__WRITTEN REQUEST__: Determine how many lines in the entries below include "slope". The reply should be that number and nothing else.
==============================
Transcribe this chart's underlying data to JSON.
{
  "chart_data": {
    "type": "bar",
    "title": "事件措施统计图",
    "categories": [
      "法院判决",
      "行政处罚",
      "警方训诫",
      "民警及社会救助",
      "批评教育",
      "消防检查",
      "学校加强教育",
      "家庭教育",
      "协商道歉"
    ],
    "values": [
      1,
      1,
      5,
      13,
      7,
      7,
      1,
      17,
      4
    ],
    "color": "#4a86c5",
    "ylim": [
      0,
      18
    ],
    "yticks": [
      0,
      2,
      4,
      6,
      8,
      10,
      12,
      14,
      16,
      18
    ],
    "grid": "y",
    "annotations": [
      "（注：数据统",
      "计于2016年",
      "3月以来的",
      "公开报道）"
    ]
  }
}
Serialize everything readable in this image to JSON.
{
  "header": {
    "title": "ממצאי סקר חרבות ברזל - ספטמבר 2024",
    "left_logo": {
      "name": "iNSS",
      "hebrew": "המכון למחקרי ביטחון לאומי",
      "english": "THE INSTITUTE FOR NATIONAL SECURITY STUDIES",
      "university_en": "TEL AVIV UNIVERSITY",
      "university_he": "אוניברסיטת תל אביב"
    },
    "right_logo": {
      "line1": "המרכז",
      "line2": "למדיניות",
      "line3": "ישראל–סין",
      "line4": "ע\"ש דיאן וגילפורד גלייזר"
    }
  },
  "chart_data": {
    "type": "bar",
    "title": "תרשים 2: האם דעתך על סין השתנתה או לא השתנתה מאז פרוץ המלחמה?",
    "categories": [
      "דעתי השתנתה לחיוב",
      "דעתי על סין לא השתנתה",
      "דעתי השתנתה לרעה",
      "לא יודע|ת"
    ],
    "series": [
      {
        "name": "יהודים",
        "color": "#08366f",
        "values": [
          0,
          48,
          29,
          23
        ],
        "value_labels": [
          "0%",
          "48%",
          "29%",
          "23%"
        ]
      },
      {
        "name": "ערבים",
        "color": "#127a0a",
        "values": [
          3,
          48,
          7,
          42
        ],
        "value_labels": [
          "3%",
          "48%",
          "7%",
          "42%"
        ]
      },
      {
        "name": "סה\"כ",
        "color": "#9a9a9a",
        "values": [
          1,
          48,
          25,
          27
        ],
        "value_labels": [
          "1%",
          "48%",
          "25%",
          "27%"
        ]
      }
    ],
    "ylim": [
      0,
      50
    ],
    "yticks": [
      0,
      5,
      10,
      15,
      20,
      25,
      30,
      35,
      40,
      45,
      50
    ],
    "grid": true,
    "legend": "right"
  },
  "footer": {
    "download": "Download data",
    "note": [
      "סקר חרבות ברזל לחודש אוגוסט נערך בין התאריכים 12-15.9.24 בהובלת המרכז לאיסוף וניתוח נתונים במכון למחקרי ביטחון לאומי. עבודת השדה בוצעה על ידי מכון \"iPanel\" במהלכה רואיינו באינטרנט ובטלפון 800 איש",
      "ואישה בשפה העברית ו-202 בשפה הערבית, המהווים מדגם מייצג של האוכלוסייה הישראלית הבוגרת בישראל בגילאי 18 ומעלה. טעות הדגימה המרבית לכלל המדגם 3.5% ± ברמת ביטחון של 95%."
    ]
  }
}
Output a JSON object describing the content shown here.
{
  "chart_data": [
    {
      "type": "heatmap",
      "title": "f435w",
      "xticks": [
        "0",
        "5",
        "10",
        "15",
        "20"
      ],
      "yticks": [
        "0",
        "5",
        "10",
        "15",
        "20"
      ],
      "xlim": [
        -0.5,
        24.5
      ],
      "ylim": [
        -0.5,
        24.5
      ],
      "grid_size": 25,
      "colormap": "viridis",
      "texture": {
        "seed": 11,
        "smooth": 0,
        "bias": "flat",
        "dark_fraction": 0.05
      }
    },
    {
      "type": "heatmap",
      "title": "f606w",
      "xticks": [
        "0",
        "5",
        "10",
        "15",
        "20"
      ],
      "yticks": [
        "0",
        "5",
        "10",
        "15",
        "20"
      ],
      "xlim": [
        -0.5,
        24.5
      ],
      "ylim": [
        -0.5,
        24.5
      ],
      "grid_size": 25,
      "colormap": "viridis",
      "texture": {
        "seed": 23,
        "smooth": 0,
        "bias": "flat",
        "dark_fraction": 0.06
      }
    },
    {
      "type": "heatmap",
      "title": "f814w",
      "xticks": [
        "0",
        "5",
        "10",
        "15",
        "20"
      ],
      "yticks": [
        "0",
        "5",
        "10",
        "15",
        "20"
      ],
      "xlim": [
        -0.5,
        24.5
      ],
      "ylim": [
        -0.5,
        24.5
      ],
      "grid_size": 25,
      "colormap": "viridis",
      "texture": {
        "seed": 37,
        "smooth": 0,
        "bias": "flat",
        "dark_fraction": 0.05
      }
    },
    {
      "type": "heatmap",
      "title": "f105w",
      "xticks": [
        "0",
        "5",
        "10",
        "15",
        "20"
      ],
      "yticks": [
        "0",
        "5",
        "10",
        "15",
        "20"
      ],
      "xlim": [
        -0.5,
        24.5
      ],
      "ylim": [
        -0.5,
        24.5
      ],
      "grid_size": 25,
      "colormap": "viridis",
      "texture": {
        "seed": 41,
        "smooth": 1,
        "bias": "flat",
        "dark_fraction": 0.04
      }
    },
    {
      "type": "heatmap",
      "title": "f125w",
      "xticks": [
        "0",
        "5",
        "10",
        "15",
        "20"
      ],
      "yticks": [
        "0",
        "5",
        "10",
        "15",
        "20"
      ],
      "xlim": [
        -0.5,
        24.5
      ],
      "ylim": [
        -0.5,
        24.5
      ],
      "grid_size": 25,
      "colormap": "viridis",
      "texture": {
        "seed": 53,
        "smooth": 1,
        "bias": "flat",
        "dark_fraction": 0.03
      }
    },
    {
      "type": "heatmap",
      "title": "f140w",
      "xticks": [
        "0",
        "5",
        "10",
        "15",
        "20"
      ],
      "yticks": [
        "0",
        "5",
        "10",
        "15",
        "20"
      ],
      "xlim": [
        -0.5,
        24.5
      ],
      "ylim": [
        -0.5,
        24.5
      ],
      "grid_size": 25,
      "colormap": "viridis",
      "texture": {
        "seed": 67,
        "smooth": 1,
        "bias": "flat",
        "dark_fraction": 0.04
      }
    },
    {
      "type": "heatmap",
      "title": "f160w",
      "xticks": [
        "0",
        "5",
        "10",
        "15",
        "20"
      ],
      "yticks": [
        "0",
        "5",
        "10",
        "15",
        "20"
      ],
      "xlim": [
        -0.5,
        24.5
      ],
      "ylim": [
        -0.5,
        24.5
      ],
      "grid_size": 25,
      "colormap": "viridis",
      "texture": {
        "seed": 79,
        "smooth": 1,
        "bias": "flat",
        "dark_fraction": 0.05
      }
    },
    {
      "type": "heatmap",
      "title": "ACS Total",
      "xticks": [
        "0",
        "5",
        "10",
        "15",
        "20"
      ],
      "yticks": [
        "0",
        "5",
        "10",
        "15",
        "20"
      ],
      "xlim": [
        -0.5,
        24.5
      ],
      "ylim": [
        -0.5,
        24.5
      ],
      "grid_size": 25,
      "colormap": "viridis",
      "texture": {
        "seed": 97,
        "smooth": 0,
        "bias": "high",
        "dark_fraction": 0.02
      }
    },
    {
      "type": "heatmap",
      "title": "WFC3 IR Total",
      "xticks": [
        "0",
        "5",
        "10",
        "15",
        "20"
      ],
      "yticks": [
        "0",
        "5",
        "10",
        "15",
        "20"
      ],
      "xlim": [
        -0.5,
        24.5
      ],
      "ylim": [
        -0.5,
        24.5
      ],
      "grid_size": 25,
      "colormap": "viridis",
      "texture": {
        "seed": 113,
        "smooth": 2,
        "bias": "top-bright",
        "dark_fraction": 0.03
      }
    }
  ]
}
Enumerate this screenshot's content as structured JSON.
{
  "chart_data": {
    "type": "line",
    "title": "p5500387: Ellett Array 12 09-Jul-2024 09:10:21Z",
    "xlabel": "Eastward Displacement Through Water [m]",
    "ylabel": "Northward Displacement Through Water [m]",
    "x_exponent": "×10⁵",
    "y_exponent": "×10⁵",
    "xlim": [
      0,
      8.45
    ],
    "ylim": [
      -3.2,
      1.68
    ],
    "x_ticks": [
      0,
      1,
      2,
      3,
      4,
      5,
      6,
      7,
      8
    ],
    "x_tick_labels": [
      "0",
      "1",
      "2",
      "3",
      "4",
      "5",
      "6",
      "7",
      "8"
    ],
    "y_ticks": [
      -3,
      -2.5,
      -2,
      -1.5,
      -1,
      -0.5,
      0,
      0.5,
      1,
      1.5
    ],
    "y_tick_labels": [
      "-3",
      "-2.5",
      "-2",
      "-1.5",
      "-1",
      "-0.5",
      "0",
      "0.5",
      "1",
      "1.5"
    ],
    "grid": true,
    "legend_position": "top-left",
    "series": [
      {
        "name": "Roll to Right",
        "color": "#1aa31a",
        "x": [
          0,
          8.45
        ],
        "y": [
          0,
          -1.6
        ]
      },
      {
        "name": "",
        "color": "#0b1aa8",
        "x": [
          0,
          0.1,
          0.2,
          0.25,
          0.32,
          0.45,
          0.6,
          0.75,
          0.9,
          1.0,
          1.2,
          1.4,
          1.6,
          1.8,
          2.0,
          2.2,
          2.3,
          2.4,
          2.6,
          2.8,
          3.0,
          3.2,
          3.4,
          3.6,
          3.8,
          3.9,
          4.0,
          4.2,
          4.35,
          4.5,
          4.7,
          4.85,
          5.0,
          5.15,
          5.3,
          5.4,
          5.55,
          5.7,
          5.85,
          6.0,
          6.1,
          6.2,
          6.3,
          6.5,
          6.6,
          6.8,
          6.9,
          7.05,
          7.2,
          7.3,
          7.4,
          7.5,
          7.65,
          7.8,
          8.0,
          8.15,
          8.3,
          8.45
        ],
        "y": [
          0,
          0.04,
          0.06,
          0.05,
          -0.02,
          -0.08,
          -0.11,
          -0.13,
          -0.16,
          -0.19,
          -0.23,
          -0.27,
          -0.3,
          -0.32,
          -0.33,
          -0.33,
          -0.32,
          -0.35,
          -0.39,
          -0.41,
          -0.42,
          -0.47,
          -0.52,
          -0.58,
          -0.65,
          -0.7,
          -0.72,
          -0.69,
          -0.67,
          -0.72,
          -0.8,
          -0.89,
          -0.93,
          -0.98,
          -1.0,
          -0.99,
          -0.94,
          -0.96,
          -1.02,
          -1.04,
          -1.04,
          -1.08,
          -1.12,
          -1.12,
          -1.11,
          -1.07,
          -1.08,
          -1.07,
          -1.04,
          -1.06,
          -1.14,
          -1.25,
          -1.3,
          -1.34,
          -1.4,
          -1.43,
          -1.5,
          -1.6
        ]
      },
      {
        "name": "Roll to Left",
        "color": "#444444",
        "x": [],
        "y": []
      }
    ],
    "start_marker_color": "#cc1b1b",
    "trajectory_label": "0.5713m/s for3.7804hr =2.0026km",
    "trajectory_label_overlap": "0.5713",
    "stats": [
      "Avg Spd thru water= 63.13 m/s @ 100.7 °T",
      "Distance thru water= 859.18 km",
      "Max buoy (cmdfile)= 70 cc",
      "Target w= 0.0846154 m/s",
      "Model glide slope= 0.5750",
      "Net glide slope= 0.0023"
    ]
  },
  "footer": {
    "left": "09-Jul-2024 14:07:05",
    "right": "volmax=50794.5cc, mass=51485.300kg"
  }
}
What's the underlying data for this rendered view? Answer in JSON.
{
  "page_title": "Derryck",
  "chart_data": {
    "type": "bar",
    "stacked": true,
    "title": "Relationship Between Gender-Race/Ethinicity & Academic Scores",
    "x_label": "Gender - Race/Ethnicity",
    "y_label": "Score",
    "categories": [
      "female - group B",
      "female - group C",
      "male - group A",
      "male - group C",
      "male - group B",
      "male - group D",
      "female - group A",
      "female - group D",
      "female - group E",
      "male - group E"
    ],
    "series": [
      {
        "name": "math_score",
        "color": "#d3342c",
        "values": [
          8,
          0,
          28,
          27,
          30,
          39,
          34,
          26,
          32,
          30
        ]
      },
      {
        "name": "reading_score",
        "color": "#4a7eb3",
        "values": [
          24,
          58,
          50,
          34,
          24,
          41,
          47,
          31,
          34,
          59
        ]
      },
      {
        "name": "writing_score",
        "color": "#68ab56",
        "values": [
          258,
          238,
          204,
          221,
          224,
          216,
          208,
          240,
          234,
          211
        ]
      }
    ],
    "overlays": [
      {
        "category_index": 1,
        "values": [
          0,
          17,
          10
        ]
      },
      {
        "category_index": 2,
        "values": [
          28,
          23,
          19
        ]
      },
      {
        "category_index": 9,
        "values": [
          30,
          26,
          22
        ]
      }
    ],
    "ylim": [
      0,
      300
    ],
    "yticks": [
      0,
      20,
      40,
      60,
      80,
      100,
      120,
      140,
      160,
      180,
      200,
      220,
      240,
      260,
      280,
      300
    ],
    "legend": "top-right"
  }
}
==============================
__RESPONSE__: 2